▶ [Exercise instructions] Reproduce the listing below with each occurrence of "ewo-bar" changed to "oscillator-bar", keeping every other character the same.

····················

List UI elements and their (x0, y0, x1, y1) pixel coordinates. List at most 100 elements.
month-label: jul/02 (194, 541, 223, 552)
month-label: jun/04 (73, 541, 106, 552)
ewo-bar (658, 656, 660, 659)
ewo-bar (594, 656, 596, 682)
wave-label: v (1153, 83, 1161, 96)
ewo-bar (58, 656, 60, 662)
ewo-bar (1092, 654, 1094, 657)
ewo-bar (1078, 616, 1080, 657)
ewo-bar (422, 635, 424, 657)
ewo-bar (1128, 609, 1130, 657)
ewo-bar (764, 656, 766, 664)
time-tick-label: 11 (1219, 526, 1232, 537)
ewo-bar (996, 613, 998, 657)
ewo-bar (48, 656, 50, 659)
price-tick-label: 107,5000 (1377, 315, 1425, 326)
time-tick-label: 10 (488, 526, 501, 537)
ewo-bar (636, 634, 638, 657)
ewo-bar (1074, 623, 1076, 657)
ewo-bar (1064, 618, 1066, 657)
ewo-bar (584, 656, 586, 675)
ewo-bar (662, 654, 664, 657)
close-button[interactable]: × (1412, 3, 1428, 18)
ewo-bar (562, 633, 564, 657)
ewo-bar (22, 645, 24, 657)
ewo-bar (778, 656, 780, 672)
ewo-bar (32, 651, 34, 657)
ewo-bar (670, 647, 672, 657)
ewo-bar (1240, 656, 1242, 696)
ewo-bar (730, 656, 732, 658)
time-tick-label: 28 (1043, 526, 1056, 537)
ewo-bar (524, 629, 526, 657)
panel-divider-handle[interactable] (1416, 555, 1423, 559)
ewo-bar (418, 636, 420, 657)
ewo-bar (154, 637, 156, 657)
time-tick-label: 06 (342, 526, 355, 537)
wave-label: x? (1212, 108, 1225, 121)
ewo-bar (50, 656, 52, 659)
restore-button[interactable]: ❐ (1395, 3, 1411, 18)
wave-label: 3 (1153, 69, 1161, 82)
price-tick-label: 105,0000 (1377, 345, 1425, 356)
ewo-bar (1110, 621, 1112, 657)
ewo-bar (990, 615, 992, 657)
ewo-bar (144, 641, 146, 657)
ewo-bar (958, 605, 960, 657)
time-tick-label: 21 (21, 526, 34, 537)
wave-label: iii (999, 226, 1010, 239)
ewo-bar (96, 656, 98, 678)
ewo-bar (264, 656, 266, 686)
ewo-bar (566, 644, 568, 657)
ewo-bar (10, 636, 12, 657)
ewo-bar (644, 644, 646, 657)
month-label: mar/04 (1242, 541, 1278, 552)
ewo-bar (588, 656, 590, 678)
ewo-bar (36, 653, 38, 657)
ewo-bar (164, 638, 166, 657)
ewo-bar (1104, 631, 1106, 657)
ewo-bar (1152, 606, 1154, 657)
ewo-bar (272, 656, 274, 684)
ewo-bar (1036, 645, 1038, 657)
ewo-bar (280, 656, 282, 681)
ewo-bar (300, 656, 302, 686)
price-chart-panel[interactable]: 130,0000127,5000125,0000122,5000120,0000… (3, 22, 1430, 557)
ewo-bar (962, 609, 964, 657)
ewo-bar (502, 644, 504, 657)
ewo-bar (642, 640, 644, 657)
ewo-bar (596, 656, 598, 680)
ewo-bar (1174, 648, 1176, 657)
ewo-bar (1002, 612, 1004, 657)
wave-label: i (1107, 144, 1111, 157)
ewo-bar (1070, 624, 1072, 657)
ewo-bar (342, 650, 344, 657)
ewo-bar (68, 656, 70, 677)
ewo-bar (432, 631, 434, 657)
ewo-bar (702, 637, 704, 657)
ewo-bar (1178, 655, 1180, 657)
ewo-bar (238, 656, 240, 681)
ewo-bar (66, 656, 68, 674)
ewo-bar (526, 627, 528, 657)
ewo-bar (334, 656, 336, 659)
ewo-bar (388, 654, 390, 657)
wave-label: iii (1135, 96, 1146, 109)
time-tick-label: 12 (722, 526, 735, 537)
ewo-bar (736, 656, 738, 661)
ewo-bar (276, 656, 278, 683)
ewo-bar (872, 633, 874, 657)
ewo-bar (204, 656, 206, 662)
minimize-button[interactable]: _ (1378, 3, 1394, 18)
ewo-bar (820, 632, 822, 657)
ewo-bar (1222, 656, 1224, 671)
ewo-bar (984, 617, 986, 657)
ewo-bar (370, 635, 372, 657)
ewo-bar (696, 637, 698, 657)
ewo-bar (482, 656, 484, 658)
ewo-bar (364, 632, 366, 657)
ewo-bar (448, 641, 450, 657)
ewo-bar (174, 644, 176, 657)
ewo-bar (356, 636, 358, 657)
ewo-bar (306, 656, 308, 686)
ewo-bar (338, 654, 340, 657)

····················

▶ [Response to the exercise]
List UI elements and their (x0, y0, x1, y1) pixel coordinates. List at most 100 elements.
month-label: jul/02 (194, 541, 223, 552)
month-label: jun/04 (73, 541, 106, 552)
oscillator-bar (658, 656, 660, 659)
oscillator-bar (594, 656, 596, 682)
wave-label: v (1153, 83, 1161, 96)
oscillator-bar (58, 656, 60, 662)
oscillator-bar (1092, 654, 1094, 657)
oscillator-bar (1078, 616, 1080, 657)
oscillator-bar (422, 635, 424, 657)
oscillator-bar (1128, 609, 1130, 657)
oscillator-bar (764, 656, 766, 664)
time-tick-label: 11 (1219, 526, 1232, 537)
oscillator-bar (996, 613, 998, 657)
oscillator-bar (48, 656, 50, 659)
price-tick-label: 107,5000 (1377, 315, 1425, 326)
time-tick-label: 10 (488, 526, 501, 537)
oscillator-bar (636, 634, 638, 657)
oscillator-bar (1074, 623, 1076, 657)
oscillator-bar (1064, 618, 1066, 657)
oscillator-bar (584, 656, 586, 675)
oscillator-bar (662, 654, 664, 657)
close-button[interactable]: × (1412, 3, 1428, 18)
oscillator-bar (562, 633, 564, 657)
oscillator-bar (22, 645, 24, 657)
oscillator-bar (778, 656, 780, 672)
oscillator-bar (32, 651, 34, 657)
oscillator-bar (670, 647, 672, 657)
oscillator-bar (1240, 656, 1242, 696)
oscillator-bar (730, 656, 732, 658)
time-tick-label: 28 (1043, 526, 1056, 537)
oscillator-bar (524, 629, 526, 657)
panel-divider-handle[interactable] (1416, 555, 1423, 559)
oscillator-bar (418, 636, 420, 657)
oscillator-bar (154, 637, 156, 657)
time-tick-label: 06 (342, 526, 355, 537)
wave-label: x? (1212, 108, 1225, 121)
oscillator-bar (50, 656, 52, 659)
restore-button[interactable]: ❐ (1395, 3, 1411, 18)
wave-label: 3 (1153, 69, 1161, 82)
price-tick-label: 105,0000 (1377, 345, 1425, 356)
oscillator-bar (1110, 621, 1112, 657)
oscillator-bar (990, 615, 992, 657)
oscillator-bar (144, 641, 146, 657)
oscillator-bar (958, 605, 960, 657)
time-tick-label: 21 (21, 526, 34, 537)
wave-label: iii (999, 226, 1010, 239)
oscillator-bar (96, 656, 98, 678)
oscillator-bar (264, 656, 266, 686)
oscillator-bar (566, 644, 568, 657)
oscillator-bar (10, 636, 12, 657)
oscillator-bar (644, 644, 646, 657)
month-label: mar/04 (1242, 541, 1278, 552)
oscillator-bar (588, 656, 590, 678)
oscillator-bar (36, 653, 38, 657)
oscillator-bar (164, 638, 166, 657)
oscillator-bar (1104, 631, 1106, 657)
oscillator-bar (1152, 606, 1154, 657)
oscillator-bar (272, 656, 274, 684)
oscillator-bar (1036, 645, 1038, 657)
oscillator-bar (280, 656, 282, 681)
oscillator-bar (300, 656, 302, 686)
price-chart-panel[interactable]: 130,0000127,5000125,0000122,5000120,0000… (3, 22, 1430, 557)
oscillator-bar (962, 609, 964, 657)
oscillator-bar (502, 644, 504, 657)
oscillator-bar (642, 640, 644, 657)
oscillator-bar (596, 656, 598, 680)
oscillator-bar (1174, 648, 1176, 657)
oscillator-bar (1002, 612, 1004, 657)
wave-label: i (1107, 144, 1111, 157)
oscillator-bar (1070, 624, 1072, 657)
oscillator-bar (342, 650, 344, 657)
oscillator-bar (68, 656, 70, 677)
oscillator-bar (432, 631, 434, 657)
oscillator-bar (702, 637, 704, 657)
oscillator-bar (1178, 655, 1180, 657)
oscillator-bar (238, 656, 240, 681)
oscillator-bar (66, 656, 68, 674)
oscillator-bar (526, 627, 528, 657)
oscillator-bar (334, 656, 336, 659)
oscillator-bar (388, 654, 390, 657)
wave-label: iii (1135, 96, 1146, 109)
time-tick-label: 12 (722, 526, 735, 537)
oscillator-bar (736, 656, 738, 661)
oscillator-bar (276, 656, 278, 683)
oscillator-bar (872, 633, 874, 657)
oscillator-bar (204, 656, 206, 662)
minimize-button[interactable]: _ (1378, 3, 1394, 18)
oscillator-bar (820, 632, 822, 657)
oscillator-bar (1222, 656, 1224, 671)
oscillator-bar (984, 617, 986, 657)
oscillator-bar (370, 635, 372, 657)
oscillator-bar (696, 637, 698, 657)
oscillator-bar (482, 656, 484, 658)
oscillator-bar (364, 632, 366, 657)
oscillator-bar (448, 641, 450, 657)
oscillator-bar (174, 644, 176, 657)
oscillator-bar (356, 636, 358, 657)
oscillator-bar (306, 656, 308, 686)
oscillator-bar (338, 654, 340, 657)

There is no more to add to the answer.